**WHAT THIS TASK INVOLVES**
Below are records; count the lines in them that hold "Yilmaz" and give only the count.
◆ ◆ ◆ ◆ ◆
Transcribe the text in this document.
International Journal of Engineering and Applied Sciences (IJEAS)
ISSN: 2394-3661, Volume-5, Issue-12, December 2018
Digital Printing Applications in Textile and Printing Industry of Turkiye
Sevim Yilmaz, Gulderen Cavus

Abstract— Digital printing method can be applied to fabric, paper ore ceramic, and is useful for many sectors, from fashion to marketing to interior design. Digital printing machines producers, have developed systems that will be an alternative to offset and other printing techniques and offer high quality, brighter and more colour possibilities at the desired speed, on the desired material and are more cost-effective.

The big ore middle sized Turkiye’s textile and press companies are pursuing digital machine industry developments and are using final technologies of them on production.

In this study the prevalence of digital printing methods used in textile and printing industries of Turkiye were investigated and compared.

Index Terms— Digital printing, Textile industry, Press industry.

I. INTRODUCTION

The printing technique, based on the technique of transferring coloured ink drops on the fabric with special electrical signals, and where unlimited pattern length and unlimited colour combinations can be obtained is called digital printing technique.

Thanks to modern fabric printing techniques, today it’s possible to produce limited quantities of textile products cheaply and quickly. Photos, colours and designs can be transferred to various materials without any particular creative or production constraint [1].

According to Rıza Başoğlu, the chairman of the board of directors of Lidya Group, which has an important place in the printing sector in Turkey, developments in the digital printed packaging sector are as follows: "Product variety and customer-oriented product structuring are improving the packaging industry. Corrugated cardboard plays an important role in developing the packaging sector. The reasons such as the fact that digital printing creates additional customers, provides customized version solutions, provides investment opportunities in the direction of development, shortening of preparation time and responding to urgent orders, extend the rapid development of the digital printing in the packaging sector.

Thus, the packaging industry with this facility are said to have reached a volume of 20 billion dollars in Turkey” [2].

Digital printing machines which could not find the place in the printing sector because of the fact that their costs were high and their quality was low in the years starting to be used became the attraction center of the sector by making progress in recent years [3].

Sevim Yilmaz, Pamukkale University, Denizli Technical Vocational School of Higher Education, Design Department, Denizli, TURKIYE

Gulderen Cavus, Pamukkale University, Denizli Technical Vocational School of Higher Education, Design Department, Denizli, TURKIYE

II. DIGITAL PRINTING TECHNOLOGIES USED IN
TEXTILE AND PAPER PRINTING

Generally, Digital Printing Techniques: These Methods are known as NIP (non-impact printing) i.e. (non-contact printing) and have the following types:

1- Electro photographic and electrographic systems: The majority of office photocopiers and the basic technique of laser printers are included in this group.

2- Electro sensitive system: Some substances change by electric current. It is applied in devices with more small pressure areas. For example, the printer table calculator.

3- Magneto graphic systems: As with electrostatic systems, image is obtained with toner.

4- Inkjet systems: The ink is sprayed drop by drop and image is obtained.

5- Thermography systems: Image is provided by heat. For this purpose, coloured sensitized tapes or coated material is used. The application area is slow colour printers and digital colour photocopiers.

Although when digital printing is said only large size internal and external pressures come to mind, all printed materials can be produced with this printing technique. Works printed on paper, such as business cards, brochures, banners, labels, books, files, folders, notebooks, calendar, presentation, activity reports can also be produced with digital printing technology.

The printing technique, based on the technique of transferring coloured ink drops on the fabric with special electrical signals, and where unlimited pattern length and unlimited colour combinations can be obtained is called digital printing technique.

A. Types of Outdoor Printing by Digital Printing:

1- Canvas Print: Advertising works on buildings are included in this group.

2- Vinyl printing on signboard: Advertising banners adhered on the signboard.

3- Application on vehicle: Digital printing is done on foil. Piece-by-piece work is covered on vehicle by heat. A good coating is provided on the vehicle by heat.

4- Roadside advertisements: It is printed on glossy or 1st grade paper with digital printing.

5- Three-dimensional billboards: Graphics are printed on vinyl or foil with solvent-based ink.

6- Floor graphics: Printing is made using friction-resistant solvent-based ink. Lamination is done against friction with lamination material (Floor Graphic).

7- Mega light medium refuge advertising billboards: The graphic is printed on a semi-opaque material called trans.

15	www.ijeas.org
◆ ◆ ◆ ◆ ◆
**FULL RESPONSE**
2